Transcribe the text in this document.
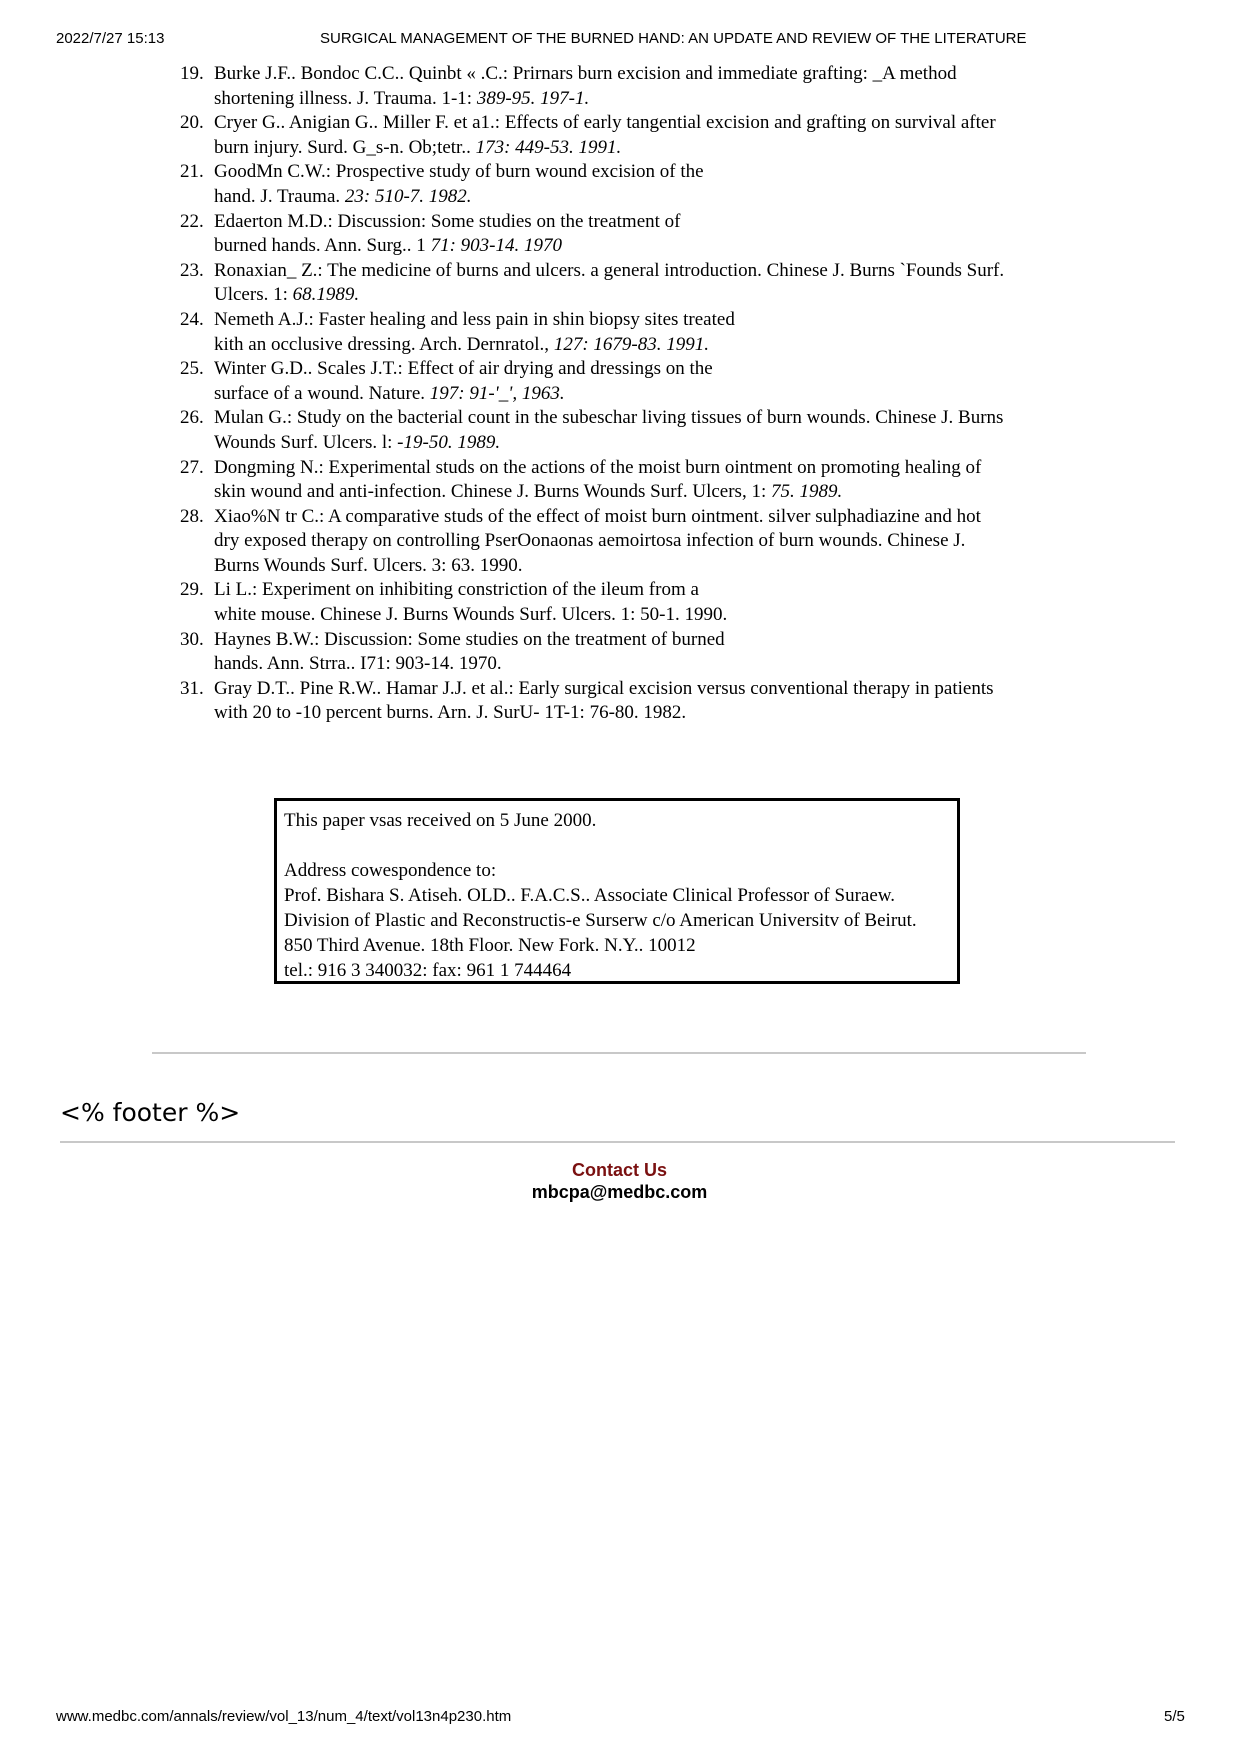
2022/7/27 15:13	SURGICAL MANAGEMENT OF THE BURNED HAND: AN UPDATE AND REVIEW OF THE LITERATURE
19. Burke J.F.. Bondoc C.C.. Quinbt « .C.: Prirnars burn excision and immediate grafting: _A method
shortening illness. J. Trauma. 1-1: 389-95. 197-1.
20. Cryer G.. Anigian G.. Miller F. et a1.: Effects of early tangential excision and grafting on survival after
burn injury. Surd. G_s-n. Ob;tetr.. 173: 449-53. 1991.
21. GoodMn C.W.: Prospective study of burn wound excision of the
hand. J. Trauma. 23: 510-7. 1982.
22. Edaerton M.D.: Discussion: Some studies on the treatment of
burned hands. Ann. Surg.. 1 71: 903-14. 1970
23. Ronaxian_ Z.: The medicine of burns and ulcers. a general introduction. Chinese J. Burns `Founds Surf.
Ulcers. 1: 68.1989.
24. Nemeth A.J.: Faster healing and less pain in shin biopsy sites treated
kith an occlusive dressing. Arch. Dernratol., 127: 1679-83. 1991.
25. Winter G.D.. Scales J.T.: Effect of air drying and dressings on the
surface of a wound. Nature. 197: 91-'_', 1963.
26. Mulan G.: Study on the bacterial count in the subeschar living tissues of burn wounds. Chinese J. Burns
Wounds Surf. Ulcers. l: -19-50. 1989.
27. Dongming N.: Experimental studs on the actions of the moist burn ointment on promoting healing of
skin wound and anti-infection. Chinese J. Burns Wounds Surf. Ulcers, 1: 75. 1989.
28. Xiao%N tr C.: A comparative studs of the effect of moist burn ointment. silver sulphadiazine and hot
dry exposed therapy on controlling PserOonaonas aemoirtosa infection of burn wounds. Chinese J.
Burns Wounds Surf. Ulcers. 3: 63. 1990.
29. Li L.: Experiment on inhibiting constriction of the ileum from a
white mouse. Chinese J. Burns Wounds Surf. Ulcers. 1: 50-1. 1990.
30. Haynes B.W.: Discussion: Some studies on the treatment of burned
hands. Ann. Strra.. I71: 903-14. 1970.
31. Gray D.T.. Pine R.W.. Hamar J.J. et al.: Early surgical excision versus conventional therapy in patients
with 20 to -10 percent burns. Arn. J. SurU- 1T-1: 76-80. 1982.
This paper vsas received on 5 June 2000.
Address cowespondence to:
Prof. Bishara S. Atiseh. OLD.. F.A.C.S.. Associate Clinical Professor of Suraew.
Division of Plastic and Reconstructis-e Surserw c/o American Universitv of Beirut.
850 Third Avenue. 18th Floor. New Fork. N.Y.. 10012
tel.: 916 3 340032: fax: 961 1 744464
<% footer %>
Contact Us
mbcpa@medbc.com
www.medbc.com/annals/review/vol_13/num_4/text/vol13n4p230.htm	5/5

◇ ◇ ◇ ◇ ◇ ◇ ◇

* What to work on: Each line above that includes the word "treatment" is to be copied.

* Finished exercise:
22. Edaerton M.D.: Discussion: Some studies on the treatment of
30. Haynes B.W.: Discussion: Some studies on the treatment of burned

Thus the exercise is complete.